**Required work**
Set down exactly the lines that run from the line with "Type out the text in this image." to the end of the data, and nothing else.
===============
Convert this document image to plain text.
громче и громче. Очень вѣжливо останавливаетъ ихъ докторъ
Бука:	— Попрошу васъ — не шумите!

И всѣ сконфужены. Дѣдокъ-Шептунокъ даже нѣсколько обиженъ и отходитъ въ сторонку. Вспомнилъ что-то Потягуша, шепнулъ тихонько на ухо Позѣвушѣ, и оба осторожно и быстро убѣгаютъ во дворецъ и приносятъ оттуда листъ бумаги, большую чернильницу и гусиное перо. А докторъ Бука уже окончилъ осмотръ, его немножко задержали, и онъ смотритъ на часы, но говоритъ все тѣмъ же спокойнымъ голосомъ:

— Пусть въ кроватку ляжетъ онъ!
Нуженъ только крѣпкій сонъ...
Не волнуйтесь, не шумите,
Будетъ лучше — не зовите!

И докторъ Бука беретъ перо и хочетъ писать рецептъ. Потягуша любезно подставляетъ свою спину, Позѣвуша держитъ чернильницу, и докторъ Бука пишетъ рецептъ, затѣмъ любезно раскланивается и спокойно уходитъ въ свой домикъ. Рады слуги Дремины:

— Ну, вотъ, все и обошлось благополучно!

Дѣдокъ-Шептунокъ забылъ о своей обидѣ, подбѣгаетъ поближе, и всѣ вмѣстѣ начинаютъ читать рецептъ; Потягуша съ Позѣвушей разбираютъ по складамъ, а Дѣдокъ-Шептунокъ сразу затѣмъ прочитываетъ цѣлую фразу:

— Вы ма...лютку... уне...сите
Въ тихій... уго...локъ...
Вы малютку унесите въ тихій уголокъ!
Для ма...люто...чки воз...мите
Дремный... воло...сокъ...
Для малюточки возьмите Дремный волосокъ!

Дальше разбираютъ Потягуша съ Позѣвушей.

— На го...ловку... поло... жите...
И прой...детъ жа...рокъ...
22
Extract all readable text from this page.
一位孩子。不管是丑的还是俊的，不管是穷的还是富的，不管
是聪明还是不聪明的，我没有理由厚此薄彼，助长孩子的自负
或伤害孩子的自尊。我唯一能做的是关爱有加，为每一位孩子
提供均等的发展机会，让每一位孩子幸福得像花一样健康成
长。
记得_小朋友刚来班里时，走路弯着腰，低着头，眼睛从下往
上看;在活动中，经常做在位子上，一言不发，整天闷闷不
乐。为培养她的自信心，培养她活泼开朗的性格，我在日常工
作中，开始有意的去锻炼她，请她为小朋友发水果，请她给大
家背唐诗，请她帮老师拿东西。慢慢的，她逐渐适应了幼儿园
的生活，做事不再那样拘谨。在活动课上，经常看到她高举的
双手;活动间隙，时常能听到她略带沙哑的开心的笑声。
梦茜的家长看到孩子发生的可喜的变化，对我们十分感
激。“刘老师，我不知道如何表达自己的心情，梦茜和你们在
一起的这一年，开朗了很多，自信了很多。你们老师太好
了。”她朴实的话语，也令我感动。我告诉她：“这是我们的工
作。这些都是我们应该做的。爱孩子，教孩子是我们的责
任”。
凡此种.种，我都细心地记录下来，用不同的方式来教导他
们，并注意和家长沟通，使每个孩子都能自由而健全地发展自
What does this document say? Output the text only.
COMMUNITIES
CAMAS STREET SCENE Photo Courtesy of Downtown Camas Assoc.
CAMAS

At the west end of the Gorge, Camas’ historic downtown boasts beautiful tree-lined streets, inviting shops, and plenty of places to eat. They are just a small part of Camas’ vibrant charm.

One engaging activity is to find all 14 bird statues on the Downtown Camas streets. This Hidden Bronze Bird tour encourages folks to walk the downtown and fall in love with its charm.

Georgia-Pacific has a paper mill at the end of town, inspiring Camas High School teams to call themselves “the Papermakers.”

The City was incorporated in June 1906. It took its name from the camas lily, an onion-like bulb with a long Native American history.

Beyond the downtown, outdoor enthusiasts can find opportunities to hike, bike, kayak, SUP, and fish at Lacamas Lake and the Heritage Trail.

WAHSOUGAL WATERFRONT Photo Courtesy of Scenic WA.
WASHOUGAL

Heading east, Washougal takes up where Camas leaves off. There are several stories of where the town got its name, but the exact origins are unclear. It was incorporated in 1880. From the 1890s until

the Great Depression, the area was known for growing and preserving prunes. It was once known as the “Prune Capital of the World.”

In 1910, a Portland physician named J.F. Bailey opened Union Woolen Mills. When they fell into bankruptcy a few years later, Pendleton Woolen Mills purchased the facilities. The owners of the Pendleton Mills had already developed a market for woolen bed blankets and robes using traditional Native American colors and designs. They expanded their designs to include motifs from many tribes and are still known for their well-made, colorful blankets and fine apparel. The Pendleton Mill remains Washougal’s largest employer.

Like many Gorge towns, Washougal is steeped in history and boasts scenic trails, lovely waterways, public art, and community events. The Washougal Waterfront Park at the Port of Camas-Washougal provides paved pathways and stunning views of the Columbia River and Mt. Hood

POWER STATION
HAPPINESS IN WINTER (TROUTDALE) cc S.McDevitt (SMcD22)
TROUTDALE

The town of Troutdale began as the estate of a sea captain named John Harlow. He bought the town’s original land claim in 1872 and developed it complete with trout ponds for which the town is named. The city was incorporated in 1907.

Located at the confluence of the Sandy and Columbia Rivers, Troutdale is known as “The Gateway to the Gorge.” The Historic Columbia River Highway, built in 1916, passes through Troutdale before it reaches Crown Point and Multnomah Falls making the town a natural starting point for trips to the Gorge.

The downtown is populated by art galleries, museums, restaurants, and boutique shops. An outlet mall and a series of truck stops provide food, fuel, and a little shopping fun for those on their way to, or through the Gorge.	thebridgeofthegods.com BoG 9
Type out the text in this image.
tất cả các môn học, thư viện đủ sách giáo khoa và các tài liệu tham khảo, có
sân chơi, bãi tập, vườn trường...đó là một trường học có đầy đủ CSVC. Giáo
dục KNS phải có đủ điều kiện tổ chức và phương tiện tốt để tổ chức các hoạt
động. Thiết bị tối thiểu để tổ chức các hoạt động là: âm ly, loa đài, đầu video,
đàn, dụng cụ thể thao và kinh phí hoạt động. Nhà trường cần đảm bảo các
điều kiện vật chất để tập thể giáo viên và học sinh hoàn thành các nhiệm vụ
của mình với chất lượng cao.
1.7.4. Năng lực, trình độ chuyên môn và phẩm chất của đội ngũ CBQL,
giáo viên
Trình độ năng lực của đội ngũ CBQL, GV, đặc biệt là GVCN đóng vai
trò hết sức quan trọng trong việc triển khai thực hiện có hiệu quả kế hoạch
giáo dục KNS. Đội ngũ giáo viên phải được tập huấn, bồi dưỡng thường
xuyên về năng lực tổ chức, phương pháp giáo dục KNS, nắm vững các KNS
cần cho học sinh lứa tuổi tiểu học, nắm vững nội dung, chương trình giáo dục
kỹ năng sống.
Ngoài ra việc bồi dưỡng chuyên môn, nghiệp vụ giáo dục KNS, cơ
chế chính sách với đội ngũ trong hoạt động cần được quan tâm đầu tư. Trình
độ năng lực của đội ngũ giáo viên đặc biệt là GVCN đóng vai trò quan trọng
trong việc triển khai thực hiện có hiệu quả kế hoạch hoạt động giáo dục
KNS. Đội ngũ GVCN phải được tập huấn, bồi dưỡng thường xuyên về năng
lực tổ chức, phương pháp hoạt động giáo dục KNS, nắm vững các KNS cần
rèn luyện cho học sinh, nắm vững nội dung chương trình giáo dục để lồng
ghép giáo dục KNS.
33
===============
**Result for this task**
Type out the text in this image.
tất cả các môn học, thư viện đủ sách giáo khoa và các tài liệu tham khảo, có
sân chơi, bãi tập, vườn trường...đó là một trường học có đầy đủ CSVC. Giáo
dục KNS phải có đủ điều kiện tổ chức và phương tiện tốt để tổ chức các hoạt
động. Thiết bị tối thiểu để tổ chức các hoạt động là: âm ly, loa đài, đầu video,
đàn, dụng cụ thể thao và kinh phí hoạt động. Nhà trường cần đảm bảo các
điều kiện vật chất để tập thể giáo viên và học sinh hoàn thành các nhiệm vụ
của mình với chất lượng cao.
1.7.4. Năng lực, trình độ chuyên môn và phẩm chất của đội ngũ CBQL,
giáo viên
Trình độ năng lực của đội ngũ CBQL, GV, đặc biệt là GVCN đóng vai
trò hết sức quan trọng trong việc triển khai thực hiện có hiệu quả kế hoạch
giáo dục KNS. Đội ngũ giáo viên phải được tập huấn, bồi dưỡng thường
xuyên về năng lực tổ chức, phương pháp giáo dục KNS, nắm vững các KNS
cần cho học sinh lứa tuổi tiểu học, nắm vững nội dung, chương trình giáo dục
kỹ năng sống.
Ngoài ra việc bồi dưỡng chuyên môn, nghiệp vụ giáo dục KNS, cơ
chế chính sách với đội ngũ trong hoạt động cần được quan tâm đầu tư. Trình
độ năng lực của đội ngũ giáo viên đặc biệt là GVCN đóng vai trò quan trọng
trong việc triển khai thực hiện có hiệu quả kế hoạch hoạt động giáo dục
KNS. Đội ngũ GVCN phải được tập huấn, bồi dưỡng thường xuyên về năng
lực tổ chức, phương pháp hoạt động giáo dục KNS, nắm vững các KNS cần
rèn luyện cho học sinh, nắm vững nội dung chương trình giáo dục để lồng
ghép giáo dục KNS.
33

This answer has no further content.